Source records:
[Start]

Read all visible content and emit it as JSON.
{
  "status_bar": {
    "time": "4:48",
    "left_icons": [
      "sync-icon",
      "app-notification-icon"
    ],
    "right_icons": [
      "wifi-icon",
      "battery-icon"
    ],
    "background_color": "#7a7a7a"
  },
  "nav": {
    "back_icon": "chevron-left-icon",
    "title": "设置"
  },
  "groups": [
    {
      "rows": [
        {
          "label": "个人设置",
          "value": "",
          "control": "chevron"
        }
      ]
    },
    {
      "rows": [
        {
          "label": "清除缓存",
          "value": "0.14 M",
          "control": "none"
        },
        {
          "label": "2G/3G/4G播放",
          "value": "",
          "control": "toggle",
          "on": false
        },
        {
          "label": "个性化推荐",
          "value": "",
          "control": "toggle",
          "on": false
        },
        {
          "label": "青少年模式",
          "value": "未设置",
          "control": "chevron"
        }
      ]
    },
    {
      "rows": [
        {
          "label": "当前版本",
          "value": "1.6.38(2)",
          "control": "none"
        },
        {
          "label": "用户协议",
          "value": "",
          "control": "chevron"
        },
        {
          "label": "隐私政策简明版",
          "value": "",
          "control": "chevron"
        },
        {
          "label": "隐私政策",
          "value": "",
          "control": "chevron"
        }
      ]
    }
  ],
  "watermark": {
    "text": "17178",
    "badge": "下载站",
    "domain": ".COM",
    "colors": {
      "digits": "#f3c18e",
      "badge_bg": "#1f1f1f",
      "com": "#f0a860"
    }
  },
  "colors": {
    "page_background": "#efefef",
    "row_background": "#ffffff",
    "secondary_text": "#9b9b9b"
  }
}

[End]

Quote all of the entries verbatim.

Read all visible content and emit it as JSON.
{
  "status_bar": {
    "time": "4:48",
    "left_icons": [
      "sync-icon",
      "app-notification-icon"
    ],
    "right_icons": [
      "wifi-icon",
      "battery-icon"
    ],
    "background_color": "#7a7a7a"
  },
  "nav": {
    "back_icon": "chevron-left-icon",
    "title": "设置"
  },
  "groups": [
    {
      "rows": [
        {
          "label": "个人设置",
          "value": "",
          "control": "chevron"
        }
      ]
    },
    {
      "rows": [
        {
          "label": "清除缓存",
          "value": "0.14 M",
          "control": "none"
        },
        {
          "label": "2G/3G/4G播放",
          "value": "",
          "control": "toggle",
          "on": false
        },
        {
          "label": "个性化推荐",
          "value": "",
          "control": "toggle",
          "on": false
        },
        {
          "label": "青少年模式",
          "value": "未设置",
          "control": "chevron"
        }
      ]
    },
    {
      "rows": [
        {
          "label": "当前版本",
          "value": "1.6.38(2)",
          "control": "none"
        },
        {
          "label": "用户协议",
          "value": "",
          "control": "chevron"
        },
        {
          "label": "隐私政策简明版",
          "value": "",
          "control": "chevron"
        },
        {
          "label": "隐私政策",
          "value": "",
          "control": "chevron"
        }
      ]
    }
  ],
  "watermark": {
    "text": "17178",
    "badge": "下载站",
    "domain": ".COM",
    "colors": {
      "digits": "#f3c18e",
      "badge_bg": "#1f1f1f",
      "com": "#f0a860"
    }
  },
  "colors": {
    "page_background": "#efefef",
    "row_background": "#ffffff",
    "secondary_text": "#9b9b9b"
  }
}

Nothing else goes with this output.